- Direction -
Of the lines in the entries, how many hold the word "true"? Give that number alone.

Figure record listings
-- BEGIN --

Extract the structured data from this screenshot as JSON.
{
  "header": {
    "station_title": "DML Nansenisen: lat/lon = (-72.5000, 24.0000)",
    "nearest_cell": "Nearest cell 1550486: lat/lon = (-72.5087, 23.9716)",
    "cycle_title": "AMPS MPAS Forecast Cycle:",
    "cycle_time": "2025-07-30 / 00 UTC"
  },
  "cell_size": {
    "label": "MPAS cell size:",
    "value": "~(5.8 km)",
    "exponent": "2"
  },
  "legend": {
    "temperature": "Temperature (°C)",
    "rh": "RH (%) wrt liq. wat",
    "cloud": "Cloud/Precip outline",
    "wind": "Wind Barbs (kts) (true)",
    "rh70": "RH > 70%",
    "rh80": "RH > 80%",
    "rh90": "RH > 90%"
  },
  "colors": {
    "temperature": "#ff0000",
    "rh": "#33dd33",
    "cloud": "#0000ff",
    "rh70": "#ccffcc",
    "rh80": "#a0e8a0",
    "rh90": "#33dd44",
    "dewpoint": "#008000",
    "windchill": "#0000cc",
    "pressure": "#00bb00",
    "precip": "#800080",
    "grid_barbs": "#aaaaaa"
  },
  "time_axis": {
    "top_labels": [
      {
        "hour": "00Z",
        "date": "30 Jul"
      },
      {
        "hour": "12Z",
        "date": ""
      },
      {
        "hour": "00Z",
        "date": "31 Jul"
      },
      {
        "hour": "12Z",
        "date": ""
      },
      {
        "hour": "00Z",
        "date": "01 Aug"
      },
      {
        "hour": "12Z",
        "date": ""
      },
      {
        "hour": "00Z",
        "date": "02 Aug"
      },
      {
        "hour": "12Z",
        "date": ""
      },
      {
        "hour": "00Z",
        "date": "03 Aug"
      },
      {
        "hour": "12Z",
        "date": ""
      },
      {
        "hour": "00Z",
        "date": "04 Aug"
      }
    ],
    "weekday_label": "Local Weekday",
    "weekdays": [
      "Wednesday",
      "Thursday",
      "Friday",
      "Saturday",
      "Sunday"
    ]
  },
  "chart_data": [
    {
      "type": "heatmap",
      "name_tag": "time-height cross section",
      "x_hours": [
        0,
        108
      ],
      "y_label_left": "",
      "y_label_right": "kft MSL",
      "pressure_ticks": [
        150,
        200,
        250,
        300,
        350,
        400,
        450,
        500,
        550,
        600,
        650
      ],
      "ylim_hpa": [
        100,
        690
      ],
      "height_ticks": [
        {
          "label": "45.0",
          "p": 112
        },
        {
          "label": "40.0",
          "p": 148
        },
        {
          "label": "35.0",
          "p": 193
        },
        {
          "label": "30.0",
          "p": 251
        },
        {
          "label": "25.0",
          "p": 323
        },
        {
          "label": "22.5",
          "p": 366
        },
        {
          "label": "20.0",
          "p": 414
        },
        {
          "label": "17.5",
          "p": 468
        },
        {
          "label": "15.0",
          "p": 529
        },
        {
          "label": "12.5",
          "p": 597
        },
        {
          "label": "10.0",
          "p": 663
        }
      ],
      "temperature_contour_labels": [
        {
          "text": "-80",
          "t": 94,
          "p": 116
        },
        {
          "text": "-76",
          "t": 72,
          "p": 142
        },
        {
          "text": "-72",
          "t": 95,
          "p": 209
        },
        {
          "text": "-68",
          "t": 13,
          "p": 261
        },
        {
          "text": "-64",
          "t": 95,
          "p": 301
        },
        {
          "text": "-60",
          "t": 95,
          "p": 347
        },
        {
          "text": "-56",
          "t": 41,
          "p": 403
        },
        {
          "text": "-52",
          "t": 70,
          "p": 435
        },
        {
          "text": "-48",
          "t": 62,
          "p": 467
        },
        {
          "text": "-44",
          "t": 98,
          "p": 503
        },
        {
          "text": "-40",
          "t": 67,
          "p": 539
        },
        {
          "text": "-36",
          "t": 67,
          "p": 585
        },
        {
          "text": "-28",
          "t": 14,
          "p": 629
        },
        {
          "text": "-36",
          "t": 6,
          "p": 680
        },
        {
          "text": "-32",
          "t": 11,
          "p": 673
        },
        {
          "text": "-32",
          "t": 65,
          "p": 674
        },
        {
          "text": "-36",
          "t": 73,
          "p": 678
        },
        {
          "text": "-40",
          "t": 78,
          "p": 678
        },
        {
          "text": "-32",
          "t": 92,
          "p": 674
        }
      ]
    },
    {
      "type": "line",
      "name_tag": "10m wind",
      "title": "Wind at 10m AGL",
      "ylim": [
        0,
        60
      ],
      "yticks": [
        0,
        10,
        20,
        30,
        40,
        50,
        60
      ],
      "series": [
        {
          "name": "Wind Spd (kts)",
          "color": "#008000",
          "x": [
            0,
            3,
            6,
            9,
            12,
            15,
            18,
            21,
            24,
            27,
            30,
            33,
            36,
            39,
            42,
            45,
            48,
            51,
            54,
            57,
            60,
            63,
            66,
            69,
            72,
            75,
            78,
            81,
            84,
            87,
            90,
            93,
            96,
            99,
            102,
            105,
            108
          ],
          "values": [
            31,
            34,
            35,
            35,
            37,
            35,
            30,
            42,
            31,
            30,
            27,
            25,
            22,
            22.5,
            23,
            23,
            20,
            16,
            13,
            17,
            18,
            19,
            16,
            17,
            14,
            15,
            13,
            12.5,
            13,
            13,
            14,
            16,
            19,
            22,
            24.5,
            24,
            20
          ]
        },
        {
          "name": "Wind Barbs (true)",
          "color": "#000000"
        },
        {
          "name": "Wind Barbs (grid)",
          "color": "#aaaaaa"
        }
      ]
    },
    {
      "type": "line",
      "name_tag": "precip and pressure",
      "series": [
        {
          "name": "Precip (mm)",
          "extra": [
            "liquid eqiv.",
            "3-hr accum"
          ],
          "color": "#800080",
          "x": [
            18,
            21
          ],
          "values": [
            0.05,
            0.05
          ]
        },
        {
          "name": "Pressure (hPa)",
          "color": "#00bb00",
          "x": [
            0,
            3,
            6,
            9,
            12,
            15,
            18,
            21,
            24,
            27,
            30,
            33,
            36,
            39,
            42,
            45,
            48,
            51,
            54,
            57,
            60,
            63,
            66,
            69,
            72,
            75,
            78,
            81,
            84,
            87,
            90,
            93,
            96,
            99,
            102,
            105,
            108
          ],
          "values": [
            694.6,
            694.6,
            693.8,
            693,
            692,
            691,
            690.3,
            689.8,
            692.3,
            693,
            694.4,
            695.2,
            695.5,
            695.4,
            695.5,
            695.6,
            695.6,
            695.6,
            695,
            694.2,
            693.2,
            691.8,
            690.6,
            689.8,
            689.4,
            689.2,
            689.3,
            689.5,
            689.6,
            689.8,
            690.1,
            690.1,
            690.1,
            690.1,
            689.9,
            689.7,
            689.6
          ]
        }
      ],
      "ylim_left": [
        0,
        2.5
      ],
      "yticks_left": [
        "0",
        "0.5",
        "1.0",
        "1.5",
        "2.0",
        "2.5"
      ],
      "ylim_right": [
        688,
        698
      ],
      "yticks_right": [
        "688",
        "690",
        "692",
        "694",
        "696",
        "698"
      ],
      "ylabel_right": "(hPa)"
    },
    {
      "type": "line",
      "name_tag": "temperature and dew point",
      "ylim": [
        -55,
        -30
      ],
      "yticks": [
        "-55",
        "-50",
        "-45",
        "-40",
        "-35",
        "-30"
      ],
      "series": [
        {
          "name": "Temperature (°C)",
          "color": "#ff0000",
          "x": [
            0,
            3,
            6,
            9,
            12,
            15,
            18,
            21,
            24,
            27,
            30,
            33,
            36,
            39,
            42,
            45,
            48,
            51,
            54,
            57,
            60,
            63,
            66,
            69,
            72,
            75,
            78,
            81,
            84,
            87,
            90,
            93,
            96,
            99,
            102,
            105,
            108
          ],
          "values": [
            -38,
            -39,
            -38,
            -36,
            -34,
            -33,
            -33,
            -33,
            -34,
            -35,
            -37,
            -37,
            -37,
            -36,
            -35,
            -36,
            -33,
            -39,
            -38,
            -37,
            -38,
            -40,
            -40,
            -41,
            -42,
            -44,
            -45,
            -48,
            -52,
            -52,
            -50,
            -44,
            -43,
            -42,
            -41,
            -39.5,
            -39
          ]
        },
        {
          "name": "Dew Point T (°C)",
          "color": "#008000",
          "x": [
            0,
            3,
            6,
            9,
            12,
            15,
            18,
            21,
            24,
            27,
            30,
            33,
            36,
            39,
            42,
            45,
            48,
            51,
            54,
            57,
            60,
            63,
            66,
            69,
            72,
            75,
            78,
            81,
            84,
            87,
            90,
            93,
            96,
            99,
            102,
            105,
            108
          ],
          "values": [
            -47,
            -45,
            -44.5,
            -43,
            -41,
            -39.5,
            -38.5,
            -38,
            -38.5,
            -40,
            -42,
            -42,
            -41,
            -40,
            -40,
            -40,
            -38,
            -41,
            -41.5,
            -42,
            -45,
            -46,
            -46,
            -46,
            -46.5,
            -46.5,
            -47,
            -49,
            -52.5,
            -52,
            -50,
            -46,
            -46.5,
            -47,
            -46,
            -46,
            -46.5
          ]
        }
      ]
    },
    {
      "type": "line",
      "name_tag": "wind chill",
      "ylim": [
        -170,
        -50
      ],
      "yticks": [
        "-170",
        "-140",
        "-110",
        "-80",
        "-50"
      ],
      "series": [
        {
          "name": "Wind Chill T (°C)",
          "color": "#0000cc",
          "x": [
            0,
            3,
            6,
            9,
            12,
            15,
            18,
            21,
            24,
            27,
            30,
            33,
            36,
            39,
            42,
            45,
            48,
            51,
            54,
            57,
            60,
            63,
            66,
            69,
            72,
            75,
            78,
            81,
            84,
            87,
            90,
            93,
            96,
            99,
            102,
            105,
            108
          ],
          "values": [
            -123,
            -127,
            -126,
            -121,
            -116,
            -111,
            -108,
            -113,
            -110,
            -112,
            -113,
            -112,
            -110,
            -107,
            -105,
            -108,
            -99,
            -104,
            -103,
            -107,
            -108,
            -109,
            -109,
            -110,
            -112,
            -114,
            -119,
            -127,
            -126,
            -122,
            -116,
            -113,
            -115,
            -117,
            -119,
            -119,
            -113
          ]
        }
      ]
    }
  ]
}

-- END --

- Output for this task -
2